Collected data
□ □ □
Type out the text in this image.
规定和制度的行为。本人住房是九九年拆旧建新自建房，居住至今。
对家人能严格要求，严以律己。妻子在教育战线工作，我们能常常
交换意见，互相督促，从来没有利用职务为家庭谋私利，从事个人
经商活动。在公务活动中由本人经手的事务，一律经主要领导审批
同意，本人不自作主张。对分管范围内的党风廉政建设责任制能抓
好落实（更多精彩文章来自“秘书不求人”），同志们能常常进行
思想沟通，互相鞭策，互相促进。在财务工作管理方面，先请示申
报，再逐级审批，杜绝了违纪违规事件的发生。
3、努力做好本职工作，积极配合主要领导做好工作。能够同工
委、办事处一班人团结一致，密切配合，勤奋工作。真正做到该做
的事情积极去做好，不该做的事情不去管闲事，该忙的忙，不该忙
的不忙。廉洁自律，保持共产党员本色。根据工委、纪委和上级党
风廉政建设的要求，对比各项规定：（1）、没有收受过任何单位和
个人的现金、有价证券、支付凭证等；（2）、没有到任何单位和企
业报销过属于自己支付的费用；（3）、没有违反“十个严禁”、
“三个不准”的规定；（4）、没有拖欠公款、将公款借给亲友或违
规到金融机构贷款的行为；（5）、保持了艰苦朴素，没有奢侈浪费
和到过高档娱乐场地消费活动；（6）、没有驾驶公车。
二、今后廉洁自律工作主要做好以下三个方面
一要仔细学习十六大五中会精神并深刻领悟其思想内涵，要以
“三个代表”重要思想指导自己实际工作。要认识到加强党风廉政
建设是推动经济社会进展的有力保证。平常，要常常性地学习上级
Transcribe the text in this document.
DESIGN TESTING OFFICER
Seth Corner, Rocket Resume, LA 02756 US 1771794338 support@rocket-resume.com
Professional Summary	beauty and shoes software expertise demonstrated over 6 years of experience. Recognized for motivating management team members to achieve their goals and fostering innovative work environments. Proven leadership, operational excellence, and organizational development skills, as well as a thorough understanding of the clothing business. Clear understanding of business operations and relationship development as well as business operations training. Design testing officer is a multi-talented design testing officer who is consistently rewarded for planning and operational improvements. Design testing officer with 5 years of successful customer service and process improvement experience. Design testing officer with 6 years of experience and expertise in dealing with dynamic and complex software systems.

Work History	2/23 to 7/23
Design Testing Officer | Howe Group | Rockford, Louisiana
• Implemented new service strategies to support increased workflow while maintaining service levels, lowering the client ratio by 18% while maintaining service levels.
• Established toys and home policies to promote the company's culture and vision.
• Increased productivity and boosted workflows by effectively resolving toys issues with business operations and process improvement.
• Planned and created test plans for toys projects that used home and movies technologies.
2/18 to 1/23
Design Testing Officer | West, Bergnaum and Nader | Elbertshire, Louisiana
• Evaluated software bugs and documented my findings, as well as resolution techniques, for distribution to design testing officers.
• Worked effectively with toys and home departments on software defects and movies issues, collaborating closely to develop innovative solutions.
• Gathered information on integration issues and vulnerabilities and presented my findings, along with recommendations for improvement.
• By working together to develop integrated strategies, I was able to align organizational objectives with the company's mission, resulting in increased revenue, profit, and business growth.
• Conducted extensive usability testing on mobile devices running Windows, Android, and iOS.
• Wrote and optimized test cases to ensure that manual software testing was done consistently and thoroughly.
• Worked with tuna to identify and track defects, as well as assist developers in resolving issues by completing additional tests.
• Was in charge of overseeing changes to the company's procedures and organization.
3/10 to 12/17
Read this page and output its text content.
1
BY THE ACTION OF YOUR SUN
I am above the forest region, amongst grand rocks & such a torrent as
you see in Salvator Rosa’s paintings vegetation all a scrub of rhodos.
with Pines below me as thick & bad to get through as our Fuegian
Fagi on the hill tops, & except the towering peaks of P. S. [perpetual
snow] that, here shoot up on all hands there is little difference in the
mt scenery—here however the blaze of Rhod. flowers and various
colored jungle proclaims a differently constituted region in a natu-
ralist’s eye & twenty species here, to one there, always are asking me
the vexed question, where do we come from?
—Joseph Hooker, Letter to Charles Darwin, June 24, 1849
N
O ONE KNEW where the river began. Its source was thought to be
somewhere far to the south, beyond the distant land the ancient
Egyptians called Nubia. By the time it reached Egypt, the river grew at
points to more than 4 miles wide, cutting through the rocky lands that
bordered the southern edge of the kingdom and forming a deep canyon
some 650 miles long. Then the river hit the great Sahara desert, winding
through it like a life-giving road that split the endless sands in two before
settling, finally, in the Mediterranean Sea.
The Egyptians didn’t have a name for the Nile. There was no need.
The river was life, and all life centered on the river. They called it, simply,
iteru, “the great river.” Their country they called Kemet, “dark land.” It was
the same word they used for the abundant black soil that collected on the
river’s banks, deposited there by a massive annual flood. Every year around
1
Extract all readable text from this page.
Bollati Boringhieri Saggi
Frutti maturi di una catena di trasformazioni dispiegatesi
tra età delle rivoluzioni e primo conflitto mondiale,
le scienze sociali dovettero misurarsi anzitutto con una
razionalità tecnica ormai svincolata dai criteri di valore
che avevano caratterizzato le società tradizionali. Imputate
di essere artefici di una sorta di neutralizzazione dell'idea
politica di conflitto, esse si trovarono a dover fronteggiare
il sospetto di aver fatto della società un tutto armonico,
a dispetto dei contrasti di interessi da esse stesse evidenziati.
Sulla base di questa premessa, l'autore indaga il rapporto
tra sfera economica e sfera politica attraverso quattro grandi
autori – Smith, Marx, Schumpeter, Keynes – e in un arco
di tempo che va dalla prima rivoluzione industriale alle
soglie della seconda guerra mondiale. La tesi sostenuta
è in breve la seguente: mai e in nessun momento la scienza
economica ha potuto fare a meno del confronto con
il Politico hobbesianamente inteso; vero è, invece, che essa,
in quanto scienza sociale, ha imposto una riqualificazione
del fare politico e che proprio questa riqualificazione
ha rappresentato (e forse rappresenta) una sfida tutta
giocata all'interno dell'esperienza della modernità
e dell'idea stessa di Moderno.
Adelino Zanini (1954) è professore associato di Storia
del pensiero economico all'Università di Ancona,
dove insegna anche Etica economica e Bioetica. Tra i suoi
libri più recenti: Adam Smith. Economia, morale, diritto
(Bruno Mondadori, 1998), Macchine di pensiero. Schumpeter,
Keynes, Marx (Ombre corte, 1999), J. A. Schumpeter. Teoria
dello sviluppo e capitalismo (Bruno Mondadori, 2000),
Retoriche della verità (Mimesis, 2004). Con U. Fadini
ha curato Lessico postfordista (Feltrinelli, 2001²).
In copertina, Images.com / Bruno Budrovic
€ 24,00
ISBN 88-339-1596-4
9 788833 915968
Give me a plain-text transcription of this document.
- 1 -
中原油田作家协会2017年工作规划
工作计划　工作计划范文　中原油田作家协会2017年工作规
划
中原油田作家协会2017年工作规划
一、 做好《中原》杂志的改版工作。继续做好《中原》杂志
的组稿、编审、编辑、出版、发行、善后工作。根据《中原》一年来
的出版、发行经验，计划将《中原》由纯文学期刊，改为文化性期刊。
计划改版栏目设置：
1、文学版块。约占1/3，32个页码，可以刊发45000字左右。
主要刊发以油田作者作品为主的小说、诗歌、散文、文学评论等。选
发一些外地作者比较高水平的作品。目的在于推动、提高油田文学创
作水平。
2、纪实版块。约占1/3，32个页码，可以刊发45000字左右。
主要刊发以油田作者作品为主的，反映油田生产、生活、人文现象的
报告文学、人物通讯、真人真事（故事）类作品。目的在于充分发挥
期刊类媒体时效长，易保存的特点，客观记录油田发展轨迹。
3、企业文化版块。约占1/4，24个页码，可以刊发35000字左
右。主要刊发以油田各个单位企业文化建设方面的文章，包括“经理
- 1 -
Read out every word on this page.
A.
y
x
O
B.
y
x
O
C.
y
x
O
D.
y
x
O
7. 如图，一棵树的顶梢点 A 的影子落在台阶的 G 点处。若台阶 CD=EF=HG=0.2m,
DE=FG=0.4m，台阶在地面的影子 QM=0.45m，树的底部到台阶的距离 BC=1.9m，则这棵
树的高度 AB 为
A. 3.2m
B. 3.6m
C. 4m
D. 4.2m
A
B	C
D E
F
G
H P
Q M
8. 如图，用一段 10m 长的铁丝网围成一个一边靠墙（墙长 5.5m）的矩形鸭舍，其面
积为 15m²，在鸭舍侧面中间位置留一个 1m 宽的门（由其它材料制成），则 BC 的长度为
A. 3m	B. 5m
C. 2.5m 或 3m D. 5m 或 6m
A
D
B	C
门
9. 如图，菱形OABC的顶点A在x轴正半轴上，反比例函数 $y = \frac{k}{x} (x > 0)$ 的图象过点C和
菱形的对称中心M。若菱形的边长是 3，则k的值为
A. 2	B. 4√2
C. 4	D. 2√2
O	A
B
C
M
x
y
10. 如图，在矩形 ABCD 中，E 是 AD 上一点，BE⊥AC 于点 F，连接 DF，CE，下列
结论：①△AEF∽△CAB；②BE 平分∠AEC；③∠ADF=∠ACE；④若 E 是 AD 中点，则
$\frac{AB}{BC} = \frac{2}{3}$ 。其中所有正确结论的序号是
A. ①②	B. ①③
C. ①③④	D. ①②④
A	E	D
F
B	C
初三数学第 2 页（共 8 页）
□ □ □
Print again the material above, limited to the lines from the one holding "Give me a plain-text" through the last, inclusive.

Give me a plain-text transcription of this document.
- 1 -
中原油田作家协会2017年工作规划
工作计划　工作计划范文　中原油田作家协会2017年工作规
划
中原油田作家协会2017年工作规划
一、 做好《中原》杂志的改版工作。继续做好《中原》杂志
的组稿、编审、编辑、出版、发行、善后工作。根据《中原》一年来
的出版、发行经验，计划将《中原》由纯文学期刊，改为文化性期刊。
计划改版栏目设置：
1、文学版块。约占1/3，32个页码，可以刊发45000字左右。
主要刊发以油田作者作品为主的小说、诗歌、散文、文学评论等。选
发一些外地作者比较高水平的作品。目的在于推动、提高油田文学创
作水平。
2、纪实版块。约占1/3，32个页码，可以刊发45000字左右。
主要刊发以油田作者作品为主的，反映油田生产、生活、人文现象的
报告文学、人物通讯、真人真事（故事）类作品。目的在于充分发挥
期刊类媒体时效长，易保存的特点，客观记录油田发展轨迹。
3、企业文化版块。约占1/4，24个页码，可以刊发35000字左
右。主要刊发以油田各个单位企业文化建设方面的文章，包括“经理
- 1 -
Read out every word on this page.
A.
y
x
O
B.
y
x
O
C.
y
x
O
D.
y
x
O
7. 如图，一棵树的顶梢点 A 的影子落在台阶的 G 点处。若台阶 CD=EF=HG=0.2m,
DE=FG=0.4m，台阶在地面的影子 QM=0.45m，树的底部到台阶的距离 BC=1.9m，则这棵
树的高度 AB 为
A. 3.2m
B. 3.6m
C. 4m
D. 4.2m
A
B	C
D E
F
G
H P
Q M
8. 如图，用一段 10m 长的铁丝网围成一个一边靠墙（墙长 5.5m）的矩形鸭舍，其面
积为 15m²，在鸭舍侧面中间位置留一个 1m 宽的门（由其它材料制成），则 BC 的长度为
A. 3m	B. 5m
C. 2.5m 或 3m D. 5m 或 6m
A
D
B	C
门
9. 如图，菱形OABC的顶点A在x轴正半轴上，反比例函数 $y = \frac{k}{x} (x > 0)$ 的图象过点C和
菱形的对称中心M。若菱形的边长是 3，则k的值为
A. 2	B. 4√2
C. 4	D. 2√2
O	A
B
C
M
x
y
10. 如图，在矩形 ABCD 中，E 是 AD 上一点，BE⊥AC 于点 F，连接 DF，CE，下列
结论：①△AEF∽△CAB；②BE 平分∠AEC；③∠ADF=∠ACE；④若 E 是 AD 中点，则
$\frac{AB}{BC} = \frac{2}{3}$ 。其中所有正确结论的序号是
A. ①②	B. ①③
C. ①③④	D. ①②④
A	E	D
F
B	C
初三数学第 2 页（共 8 页）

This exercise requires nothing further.